▶ EXERCISE INSTRUCTIONS
Return all lines from the listing below in which the string "Бюджетные" occurs.

(Raw records)
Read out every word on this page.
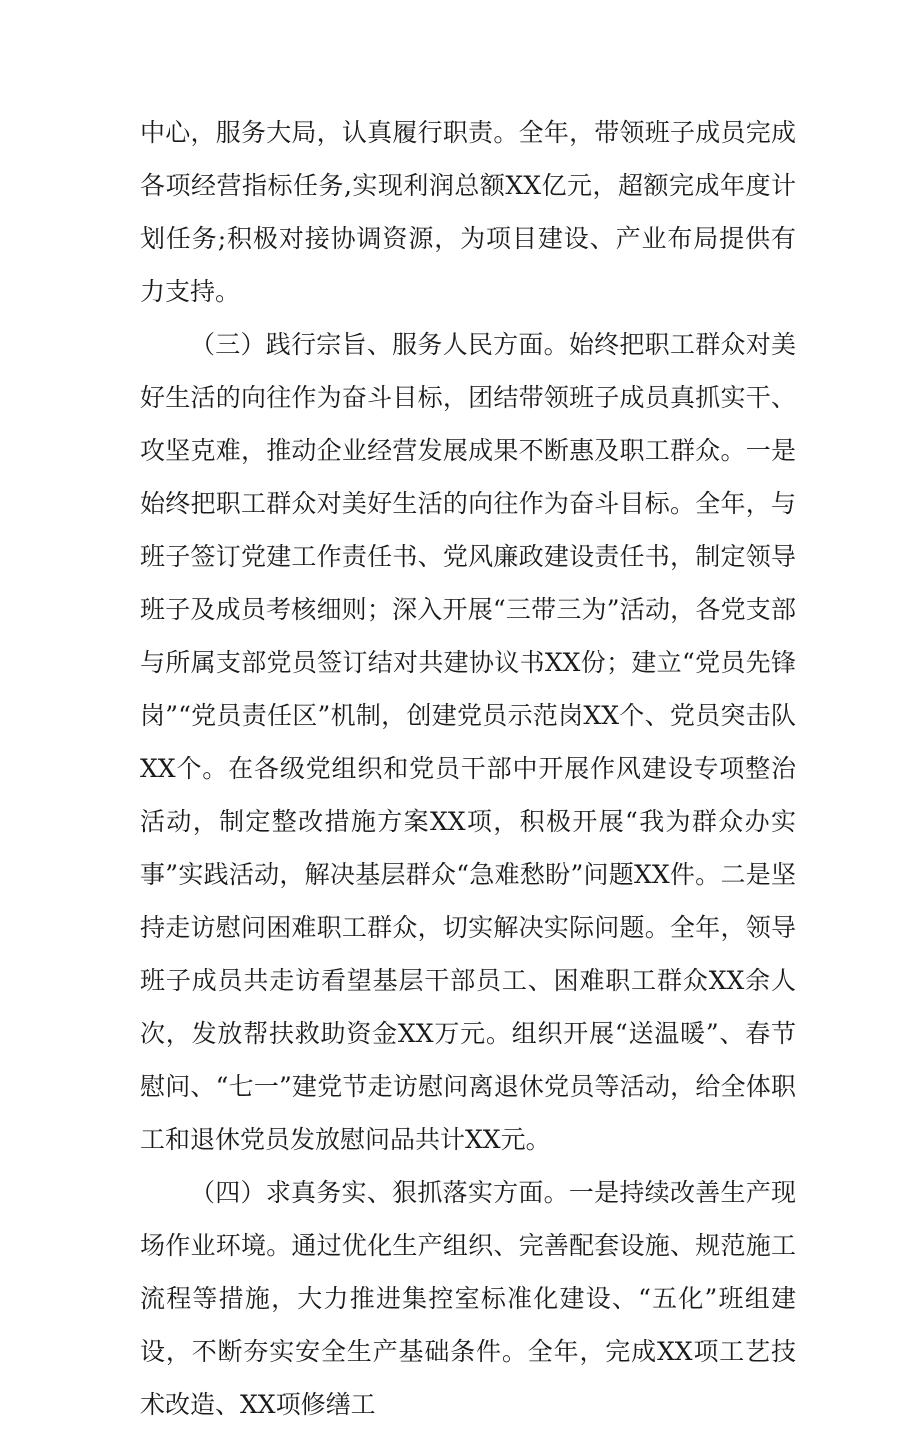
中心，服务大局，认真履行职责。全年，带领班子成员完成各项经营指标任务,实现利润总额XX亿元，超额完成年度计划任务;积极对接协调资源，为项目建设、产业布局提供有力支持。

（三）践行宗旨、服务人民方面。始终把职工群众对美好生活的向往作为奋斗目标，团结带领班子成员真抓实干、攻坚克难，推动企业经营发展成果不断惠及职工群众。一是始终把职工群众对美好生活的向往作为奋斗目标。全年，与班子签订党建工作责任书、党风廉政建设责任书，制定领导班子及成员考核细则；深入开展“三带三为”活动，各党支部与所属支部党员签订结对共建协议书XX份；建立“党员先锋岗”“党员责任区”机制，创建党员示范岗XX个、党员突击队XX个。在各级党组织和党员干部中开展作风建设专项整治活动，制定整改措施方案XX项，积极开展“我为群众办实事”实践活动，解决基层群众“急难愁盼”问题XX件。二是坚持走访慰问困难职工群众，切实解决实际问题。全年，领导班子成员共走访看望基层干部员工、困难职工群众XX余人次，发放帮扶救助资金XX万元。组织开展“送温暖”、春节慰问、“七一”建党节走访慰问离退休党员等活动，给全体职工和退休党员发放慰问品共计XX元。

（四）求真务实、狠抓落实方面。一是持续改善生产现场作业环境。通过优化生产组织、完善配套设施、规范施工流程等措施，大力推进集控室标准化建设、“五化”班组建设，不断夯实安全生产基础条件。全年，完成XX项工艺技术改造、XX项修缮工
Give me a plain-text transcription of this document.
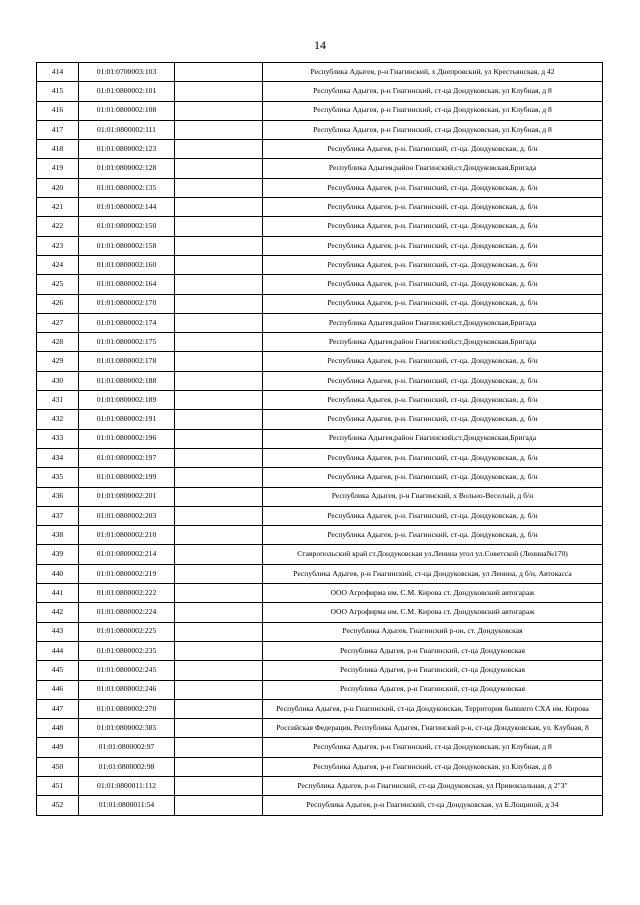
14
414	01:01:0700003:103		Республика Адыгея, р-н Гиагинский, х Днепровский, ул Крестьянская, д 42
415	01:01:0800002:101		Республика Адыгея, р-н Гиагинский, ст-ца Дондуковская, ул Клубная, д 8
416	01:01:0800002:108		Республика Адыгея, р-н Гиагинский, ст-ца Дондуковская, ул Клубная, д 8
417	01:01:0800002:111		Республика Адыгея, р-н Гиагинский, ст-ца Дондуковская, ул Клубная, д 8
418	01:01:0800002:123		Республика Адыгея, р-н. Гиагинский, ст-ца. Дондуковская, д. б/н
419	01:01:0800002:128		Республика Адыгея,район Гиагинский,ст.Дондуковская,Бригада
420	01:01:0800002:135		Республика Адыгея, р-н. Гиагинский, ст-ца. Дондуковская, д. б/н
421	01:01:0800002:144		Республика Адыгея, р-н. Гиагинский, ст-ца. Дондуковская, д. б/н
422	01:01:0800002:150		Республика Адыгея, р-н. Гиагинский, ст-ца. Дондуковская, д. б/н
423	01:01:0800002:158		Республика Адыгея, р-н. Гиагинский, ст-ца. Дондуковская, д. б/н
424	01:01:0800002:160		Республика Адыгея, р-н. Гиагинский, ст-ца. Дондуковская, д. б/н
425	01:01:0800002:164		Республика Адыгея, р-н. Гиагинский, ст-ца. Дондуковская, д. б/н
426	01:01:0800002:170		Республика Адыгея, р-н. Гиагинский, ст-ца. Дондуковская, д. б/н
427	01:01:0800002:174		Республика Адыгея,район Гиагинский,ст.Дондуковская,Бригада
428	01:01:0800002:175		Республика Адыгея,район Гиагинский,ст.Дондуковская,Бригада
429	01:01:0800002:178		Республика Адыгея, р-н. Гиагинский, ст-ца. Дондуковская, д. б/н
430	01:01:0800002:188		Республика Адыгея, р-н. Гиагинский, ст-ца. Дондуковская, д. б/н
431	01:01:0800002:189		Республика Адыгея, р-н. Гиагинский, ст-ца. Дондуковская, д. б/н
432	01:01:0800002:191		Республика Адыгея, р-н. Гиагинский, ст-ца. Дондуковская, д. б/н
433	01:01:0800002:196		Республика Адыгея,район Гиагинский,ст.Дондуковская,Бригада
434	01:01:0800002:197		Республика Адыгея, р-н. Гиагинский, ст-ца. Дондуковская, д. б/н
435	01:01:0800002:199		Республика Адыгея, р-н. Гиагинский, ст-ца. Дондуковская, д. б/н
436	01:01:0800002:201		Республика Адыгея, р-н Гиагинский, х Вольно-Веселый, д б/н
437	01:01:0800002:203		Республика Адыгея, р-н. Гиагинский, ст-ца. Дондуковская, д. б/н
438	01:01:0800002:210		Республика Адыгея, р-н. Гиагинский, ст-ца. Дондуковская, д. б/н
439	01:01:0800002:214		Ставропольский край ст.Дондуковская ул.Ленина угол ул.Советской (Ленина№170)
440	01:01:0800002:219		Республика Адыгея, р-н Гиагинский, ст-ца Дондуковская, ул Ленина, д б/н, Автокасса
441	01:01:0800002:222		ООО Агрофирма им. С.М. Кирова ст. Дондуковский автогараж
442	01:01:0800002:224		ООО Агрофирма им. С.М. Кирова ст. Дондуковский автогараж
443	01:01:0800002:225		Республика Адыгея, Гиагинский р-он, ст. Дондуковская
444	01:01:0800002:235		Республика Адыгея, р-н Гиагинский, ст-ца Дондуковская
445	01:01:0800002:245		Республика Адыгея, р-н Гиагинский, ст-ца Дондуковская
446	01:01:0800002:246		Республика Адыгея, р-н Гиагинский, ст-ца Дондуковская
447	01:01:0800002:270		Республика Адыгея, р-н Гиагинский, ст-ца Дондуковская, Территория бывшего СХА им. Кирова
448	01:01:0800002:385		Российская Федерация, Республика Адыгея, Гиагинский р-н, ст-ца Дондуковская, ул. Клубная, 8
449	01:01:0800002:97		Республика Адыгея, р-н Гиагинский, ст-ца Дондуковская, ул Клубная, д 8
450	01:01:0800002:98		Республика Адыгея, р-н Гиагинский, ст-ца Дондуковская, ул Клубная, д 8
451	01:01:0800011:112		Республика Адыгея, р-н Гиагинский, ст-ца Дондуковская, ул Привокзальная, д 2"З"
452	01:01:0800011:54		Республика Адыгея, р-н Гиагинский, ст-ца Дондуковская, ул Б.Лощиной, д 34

...

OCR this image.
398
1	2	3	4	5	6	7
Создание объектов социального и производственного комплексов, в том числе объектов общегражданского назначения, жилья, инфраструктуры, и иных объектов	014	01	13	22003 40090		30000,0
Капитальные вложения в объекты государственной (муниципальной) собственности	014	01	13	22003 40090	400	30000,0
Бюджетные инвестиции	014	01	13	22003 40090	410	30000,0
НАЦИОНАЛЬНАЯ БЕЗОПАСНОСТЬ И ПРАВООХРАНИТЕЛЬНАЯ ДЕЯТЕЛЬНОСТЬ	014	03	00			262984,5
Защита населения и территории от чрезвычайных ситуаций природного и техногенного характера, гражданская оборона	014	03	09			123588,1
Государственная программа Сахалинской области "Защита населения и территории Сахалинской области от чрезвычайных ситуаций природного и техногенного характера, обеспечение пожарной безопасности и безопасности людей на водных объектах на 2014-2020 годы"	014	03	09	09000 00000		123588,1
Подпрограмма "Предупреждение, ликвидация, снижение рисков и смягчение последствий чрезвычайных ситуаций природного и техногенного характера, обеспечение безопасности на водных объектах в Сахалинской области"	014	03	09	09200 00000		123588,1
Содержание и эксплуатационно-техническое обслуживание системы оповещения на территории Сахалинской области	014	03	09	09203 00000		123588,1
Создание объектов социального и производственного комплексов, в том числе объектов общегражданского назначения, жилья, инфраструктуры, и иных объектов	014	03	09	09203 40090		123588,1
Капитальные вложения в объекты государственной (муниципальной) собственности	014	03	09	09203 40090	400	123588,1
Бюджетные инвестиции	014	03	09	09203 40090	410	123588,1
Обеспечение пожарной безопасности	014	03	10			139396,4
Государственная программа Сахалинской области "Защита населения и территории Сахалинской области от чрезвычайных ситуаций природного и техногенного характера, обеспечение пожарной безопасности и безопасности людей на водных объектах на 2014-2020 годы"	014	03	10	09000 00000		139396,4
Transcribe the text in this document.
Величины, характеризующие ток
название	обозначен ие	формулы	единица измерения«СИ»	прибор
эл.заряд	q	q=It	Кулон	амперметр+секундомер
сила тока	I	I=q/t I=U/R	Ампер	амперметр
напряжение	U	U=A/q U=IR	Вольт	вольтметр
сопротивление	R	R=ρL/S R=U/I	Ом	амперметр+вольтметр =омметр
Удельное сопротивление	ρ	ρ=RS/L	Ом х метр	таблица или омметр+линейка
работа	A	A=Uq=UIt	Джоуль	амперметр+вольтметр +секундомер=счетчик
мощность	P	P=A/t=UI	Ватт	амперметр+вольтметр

---

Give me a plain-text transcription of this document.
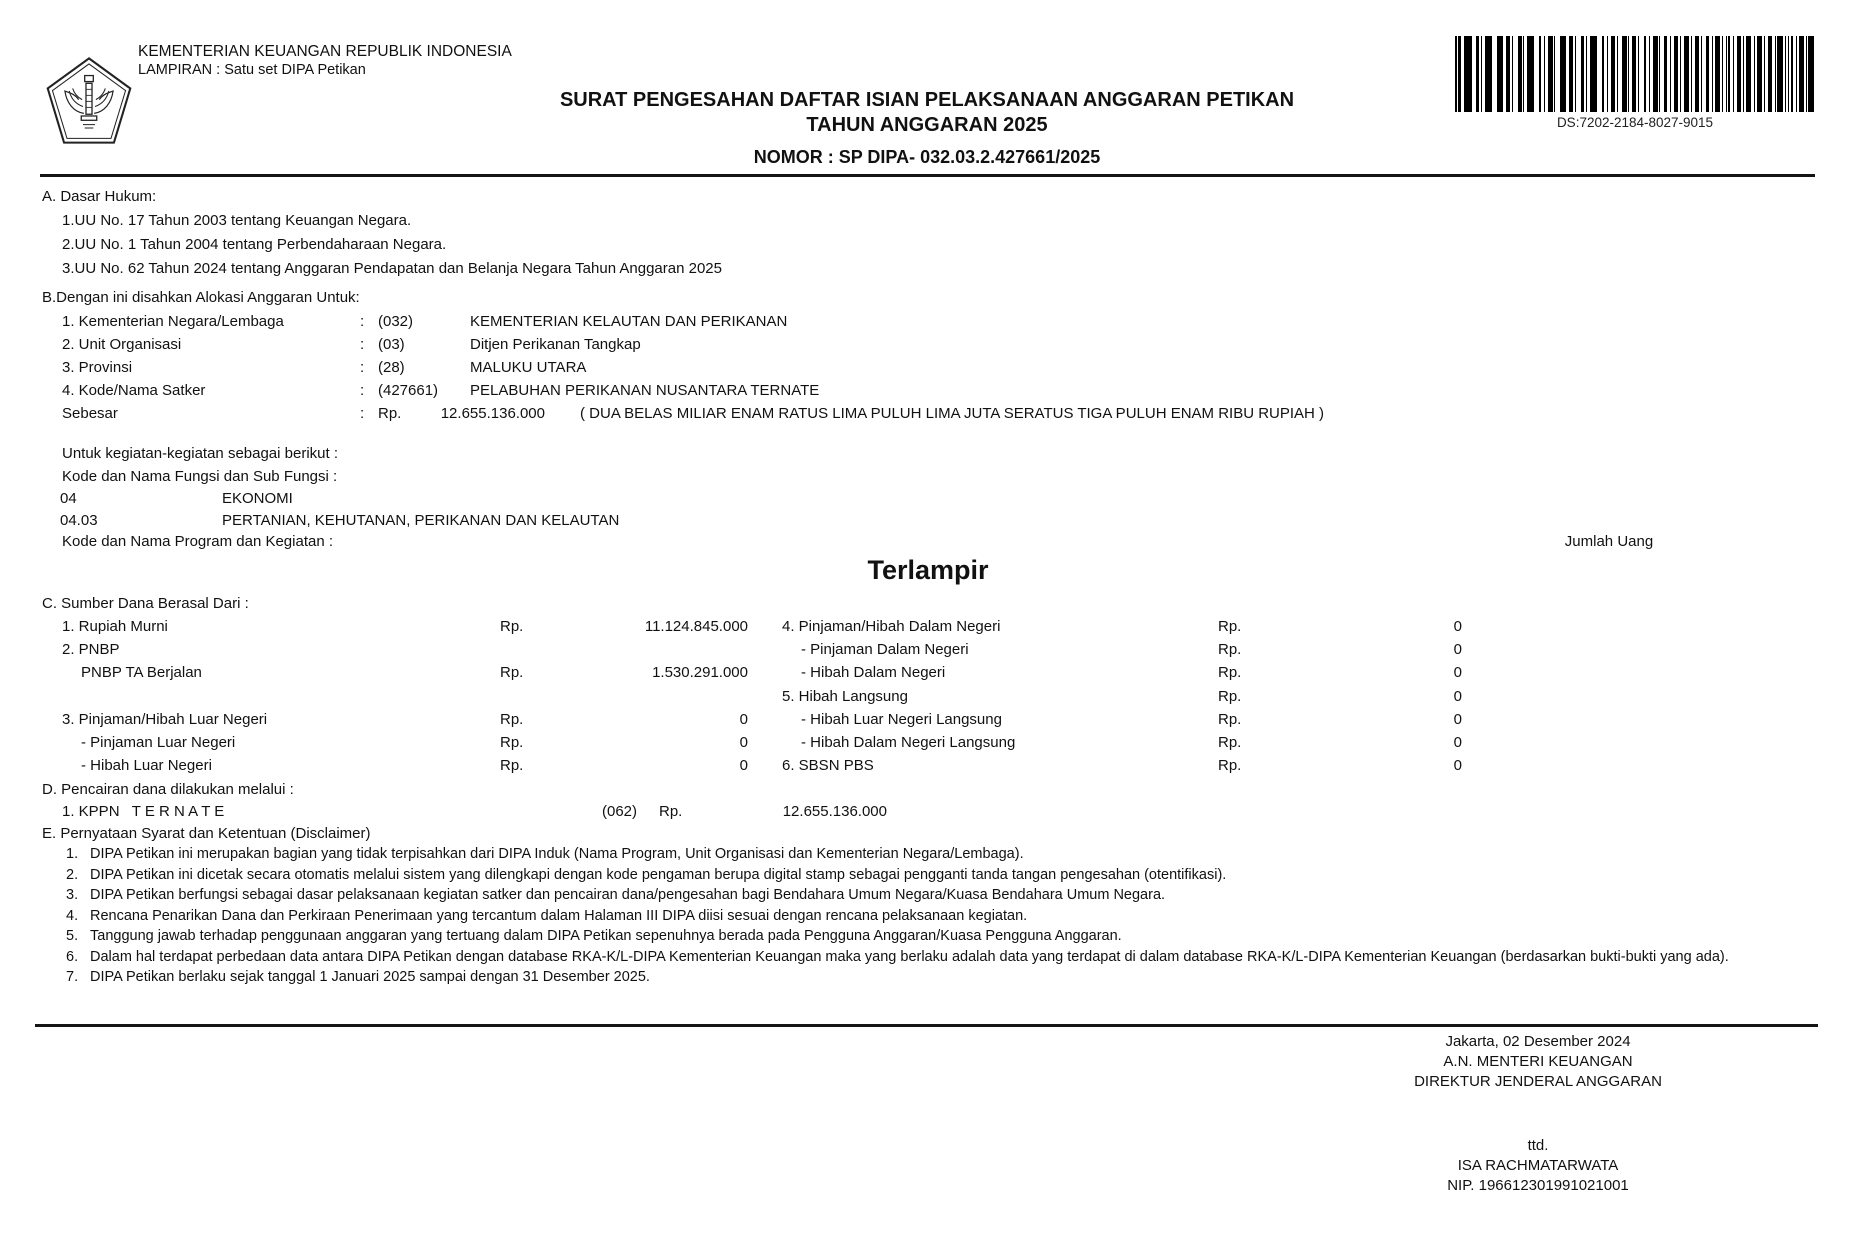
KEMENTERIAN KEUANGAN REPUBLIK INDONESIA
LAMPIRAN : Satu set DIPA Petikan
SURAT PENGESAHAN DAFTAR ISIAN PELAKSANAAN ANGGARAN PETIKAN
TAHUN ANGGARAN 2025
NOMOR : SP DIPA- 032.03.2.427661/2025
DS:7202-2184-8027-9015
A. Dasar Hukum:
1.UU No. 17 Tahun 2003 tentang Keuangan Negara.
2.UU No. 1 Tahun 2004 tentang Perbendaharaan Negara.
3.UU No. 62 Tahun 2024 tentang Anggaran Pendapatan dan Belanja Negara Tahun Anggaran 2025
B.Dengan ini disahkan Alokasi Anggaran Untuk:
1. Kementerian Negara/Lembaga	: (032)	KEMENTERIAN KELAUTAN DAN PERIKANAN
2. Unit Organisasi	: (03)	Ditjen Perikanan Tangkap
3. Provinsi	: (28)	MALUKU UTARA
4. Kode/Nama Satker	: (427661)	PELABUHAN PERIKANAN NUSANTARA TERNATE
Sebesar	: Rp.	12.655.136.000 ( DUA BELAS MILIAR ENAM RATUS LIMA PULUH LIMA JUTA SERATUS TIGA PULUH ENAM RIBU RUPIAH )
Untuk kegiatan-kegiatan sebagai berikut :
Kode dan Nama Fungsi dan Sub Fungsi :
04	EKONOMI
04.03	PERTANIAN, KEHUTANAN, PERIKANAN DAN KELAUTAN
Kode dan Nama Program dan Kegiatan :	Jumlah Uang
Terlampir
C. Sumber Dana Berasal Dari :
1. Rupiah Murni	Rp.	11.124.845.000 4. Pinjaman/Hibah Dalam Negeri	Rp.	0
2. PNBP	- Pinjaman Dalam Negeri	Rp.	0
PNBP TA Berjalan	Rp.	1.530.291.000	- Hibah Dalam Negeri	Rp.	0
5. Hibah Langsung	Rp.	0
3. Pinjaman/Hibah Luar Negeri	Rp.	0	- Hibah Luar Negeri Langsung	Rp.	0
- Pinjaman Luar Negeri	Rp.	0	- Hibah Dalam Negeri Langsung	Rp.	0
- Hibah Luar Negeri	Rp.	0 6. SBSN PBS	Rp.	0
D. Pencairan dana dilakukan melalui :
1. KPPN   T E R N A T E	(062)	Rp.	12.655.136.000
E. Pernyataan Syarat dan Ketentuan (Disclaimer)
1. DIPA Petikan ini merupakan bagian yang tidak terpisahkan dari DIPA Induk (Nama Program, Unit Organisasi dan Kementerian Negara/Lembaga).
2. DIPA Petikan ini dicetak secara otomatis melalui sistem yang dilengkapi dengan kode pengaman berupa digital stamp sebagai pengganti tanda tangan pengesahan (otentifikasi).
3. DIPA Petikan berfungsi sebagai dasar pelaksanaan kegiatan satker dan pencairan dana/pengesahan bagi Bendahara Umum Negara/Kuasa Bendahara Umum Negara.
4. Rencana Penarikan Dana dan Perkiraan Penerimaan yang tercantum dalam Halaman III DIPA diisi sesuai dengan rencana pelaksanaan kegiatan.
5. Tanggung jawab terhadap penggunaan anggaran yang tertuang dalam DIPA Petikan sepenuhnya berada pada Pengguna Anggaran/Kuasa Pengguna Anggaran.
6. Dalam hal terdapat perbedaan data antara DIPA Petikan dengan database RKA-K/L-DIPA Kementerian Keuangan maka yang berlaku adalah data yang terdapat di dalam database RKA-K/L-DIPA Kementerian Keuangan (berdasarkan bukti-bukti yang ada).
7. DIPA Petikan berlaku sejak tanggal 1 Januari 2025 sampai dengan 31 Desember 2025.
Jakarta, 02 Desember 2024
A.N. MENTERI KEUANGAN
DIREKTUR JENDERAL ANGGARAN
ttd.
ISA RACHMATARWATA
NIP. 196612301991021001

▶ RESULT
Бюджетные инвестиции	014	01	13	22003 40090	410	30000,0
Бюджетные инвестиции	014	03	09	09203 40090	410	123588,1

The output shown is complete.